» Brief: Wherever a line below holds the word "data", copy that line.
_ _ _
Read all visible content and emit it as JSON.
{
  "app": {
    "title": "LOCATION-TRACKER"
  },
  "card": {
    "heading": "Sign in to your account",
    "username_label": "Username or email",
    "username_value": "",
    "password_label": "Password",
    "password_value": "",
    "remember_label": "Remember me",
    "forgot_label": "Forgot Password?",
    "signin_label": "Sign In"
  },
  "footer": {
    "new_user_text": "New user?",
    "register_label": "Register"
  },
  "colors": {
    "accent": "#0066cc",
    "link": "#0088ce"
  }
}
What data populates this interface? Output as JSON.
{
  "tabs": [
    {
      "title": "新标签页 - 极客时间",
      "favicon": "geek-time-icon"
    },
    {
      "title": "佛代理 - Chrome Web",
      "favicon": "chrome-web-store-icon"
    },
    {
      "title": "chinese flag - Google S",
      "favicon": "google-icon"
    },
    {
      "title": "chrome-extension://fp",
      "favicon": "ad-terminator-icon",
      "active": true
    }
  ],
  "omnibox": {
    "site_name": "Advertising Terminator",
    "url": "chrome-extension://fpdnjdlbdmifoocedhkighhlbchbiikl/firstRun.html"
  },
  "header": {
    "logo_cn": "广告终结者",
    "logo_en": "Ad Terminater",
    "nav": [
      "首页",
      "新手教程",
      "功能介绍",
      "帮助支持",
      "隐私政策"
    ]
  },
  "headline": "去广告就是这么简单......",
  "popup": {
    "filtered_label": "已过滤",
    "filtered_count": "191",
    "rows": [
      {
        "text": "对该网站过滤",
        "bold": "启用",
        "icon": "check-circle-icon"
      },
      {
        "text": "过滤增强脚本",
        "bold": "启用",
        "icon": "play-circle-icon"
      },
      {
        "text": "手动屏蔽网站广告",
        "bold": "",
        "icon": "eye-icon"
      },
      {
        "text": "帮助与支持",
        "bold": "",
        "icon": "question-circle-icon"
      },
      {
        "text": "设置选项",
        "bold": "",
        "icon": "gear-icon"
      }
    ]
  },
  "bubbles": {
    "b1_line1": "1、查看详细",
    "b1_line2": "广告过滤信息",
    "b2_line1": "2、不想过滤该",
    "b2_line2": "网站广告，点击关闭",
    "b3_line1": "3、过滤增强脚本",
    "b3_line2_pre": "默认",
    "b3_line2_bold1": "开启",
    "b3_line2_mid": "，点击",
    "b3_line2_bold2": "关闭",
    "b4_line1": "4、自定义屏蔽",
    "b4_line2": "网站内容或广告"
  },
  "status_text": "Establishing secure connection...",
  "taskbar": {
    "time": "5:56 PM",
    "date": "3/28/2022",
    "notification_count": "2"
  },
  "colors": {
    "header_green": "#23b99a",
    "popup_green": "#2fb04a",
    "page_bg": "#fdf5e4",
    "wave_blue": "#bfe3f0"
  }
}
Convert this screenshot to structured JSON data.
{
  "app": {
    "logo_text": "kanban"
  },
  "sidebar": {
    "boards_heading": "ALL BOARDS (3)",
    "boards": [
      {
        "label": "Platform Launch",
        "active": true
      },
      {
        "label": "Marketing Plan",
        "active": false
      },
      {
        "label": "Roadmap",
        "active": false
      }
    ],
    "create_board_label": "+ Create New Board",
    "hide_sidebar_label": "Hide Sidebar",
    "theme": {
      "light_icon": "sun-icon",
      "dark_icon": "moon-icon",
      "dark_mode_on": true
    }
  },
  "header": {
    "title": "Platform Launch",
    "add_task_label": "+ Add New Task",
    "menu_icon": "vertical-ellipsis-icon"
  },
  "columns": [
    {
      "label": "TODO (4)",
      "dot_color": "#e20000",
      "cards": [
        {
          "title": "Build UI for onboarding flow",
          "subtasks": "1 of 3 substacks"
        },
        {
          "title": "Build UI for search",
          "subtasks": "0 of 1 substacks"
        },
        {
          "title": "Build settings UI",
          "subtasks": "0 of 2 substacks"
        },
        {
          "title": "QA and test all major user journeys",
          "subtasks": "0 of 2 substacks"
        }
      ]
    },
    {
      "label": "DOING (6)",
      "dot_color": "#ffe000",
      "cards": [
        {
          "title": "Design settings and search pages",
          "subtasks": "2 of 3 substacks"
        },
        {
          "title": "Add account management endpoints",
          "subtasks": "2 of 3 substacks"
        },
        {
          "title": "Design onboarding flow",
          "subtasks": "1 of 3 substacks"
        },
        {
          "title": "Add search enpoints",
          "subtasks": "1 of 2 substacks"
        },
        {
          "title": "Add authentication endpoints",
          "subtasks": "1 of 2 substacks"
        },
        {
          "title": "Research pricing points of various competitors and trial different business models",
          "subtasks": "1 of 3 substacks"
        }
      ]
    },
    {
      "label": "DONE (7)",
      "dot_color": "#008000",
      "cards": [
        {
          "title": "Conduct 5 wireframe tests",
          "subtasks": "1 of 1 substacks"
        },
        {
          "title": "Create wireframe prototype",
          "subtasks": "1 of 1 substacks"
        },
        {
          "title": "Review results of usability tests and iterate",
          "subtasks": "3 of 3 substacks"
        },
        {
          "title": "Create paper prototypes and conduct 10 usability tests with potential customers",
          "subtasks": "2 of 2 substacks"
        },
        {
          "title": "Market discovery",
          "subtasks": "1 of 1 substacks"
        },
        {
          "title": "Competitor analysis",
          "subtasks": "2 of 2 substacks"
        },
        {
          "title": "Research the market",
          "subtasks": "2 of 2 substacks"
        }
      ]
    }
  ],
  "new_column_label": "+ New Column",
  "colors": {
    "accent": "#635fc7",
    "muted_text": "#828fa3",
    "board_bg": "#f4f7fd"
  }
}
_ _ _
» Task answer:
What data populates this interface? Output as JSON.
Convert this screenshot to structured JSON data.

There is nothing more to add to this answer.